Copy each line that contains the word "xlabel".

Figure contents as structured data
┌──
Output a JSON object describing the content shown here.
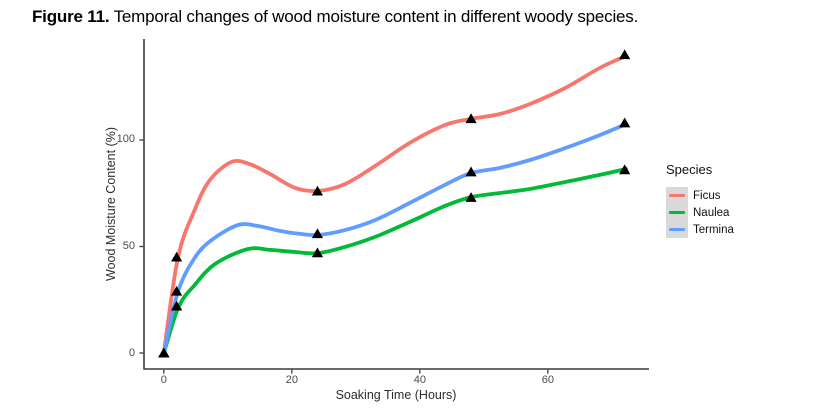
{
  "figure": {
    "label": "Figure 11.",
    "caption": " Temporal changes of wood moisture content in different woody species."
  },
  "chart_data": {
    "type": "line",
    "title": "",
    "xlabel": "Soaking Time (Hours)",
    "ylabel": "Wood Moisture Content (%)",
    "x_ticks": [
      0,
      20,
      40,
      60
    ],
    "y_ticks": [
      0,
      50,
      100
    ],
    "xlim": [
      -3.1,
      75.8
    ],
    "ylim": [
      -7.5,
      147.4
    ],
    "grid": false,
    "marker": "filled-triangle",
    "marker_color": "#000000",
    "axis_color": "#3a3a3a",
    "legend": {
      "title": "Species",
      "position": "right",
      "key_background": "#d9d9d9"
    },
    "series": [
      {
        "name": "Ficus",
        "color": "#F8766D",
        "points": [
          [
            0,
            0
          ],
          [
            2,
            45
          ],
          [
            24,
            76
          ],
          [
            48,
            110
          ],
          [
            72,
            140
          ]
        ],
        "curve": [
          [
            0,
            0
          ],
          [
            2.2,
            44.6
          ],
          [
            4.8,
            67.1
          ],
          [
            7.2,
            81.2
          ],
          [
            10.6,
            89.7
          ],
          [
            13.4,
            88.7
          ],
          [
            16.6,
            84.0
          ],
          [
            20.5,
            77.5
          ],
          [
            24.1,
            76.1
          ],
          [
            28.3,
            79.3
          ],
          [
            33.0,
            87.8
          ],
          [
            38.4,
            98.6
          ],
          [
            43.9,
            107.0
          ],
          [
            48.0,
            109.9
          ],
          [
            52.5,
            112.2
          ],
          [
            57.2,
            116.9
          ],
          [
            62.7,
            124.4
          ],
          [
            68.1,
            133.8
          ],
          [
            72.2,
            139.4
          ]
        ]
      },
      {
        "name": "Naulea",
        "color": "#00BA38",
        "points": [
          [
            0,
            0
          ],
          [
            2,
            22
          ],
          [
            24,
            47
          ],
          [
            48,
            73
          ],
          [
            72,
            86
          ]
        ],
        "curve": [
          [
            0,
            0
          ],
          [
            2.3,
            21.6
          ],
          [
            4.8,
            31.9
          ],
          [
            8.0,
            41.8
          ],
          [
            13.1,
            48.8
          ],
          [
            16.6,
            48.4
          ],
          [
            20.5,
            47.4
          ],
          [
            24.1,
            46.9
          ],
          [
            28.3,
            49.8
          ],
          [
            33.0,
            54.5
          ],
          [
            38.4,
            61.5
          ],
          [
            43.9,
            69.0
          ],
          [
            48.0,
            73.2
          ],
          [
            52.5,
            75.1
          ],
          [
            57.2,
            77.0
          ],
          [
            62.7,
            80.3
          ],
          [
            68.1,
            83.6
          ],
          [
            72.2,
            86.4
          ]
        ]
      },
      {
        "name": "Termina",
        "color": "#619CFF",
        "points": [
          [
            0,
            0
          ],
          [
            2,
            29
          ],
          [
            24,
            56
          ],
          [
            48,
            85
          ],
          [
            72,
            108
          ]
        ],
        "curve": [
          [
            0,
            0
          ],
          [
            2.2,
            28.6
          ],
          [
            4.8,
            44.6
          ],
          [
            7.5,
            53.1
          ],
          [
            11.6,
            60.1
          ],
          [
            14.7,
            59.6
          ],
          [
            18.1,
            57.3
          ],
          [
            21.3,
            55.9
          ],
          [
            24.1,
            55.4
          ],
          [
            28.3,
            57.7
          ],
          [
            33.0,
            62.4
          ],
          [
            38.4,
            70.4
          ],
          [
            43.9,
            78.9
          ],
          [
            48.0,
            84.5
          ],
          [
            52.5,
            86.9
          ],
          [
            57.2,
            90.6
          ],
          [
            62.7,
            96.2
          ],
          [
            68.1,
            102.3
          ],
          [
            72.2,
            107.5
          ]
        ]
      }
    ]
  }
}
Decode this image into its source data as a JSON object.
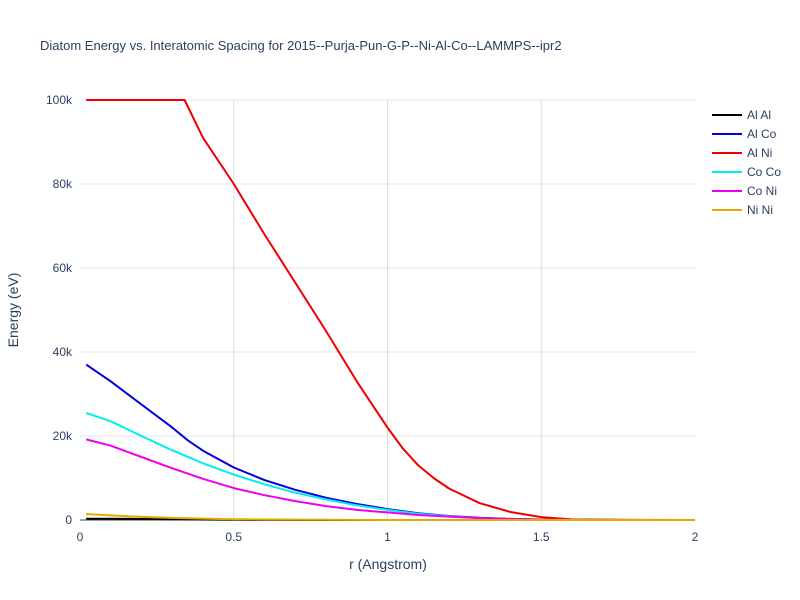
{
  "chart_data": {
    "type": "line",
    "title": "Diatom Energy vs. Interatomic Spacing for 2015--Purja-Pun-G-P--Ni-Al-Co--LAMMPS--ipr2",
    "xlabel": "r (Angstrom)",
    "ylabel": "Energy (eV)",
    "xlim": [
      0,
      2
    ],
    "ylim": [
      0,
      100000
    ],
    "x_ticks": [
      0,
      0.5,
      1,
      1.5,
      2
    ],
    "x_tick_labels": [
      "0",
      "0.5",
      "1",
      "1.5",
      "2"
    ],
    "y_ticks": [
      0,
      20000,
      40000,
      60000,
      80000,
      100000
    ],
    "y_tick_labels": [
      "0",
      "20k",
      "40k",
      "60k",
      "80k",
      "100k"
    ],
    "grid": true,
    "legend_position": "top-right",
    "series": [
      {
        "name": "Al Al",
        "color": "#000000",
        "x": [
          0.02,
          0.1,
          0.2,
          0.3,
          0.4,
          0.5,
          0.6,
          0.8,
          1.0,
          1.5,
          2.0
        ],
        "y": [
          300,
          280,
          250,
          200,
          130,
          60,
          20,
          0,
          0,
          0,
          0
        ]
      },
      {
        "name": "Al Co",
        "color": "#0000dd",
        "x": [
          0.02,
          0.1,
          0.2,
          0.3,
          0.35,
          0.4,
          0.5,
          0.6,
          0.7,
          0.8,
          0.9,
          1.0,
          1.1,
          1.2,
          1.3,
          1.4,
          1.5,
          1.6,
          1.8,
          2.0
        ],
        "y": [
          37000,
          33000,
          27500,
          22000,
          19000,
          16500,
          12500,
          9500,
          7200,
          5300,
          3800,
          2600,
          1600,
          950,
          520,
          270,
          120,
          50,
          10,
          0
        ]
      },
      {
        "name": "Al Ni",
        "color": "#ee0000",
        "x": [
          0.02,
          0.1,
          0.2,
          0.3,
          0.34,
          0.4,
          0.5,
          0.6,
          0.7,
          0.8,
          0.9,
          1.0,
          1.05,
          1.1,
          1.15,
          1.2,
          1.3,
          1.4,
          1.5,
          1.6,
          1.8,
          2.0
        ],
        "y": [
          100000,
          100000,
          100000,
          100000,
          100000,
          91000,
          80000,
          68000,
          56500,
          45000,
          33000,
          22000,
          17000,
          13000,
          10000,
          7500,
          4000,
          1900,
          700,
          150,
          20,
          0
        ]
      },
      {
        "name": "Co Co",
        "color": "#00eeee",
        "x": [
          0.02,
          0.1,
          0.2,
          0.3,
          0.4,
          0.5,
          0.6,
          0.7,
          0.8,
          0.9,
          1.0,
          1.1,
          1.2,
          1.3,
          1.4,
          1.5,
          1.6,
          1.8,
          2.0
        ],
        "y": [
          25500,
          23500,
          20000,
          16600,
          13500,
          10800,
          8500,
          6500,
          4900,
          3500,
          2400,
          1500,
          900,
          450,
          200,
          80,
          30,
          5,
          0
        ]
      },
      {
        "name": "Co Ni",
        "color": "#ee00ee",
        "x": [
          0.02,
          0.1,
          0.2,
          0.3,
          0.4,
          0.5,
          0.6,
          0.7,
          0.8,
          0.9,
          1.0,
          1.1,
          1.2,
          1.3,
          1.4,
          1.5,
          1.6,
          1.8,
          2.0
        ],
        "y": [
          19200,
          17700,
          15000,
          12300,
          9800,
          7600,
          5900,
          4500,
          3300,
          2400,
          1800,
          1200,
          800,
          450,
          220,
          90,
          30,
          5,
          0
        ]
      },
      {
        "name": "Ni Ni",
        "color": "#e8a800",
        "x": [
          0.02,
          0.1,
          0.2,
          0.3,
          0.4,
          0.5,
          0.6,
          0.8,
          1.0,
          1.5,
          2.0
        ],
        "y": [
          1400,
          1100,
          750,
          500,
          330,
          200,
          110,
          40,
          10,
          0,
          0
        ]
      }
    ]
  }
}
└──
■ **RESULT OF THIS EXERCISE**:
    "xlabel": "Soaking Time (Hours)",
    "xlabel": "r (Angstrom)",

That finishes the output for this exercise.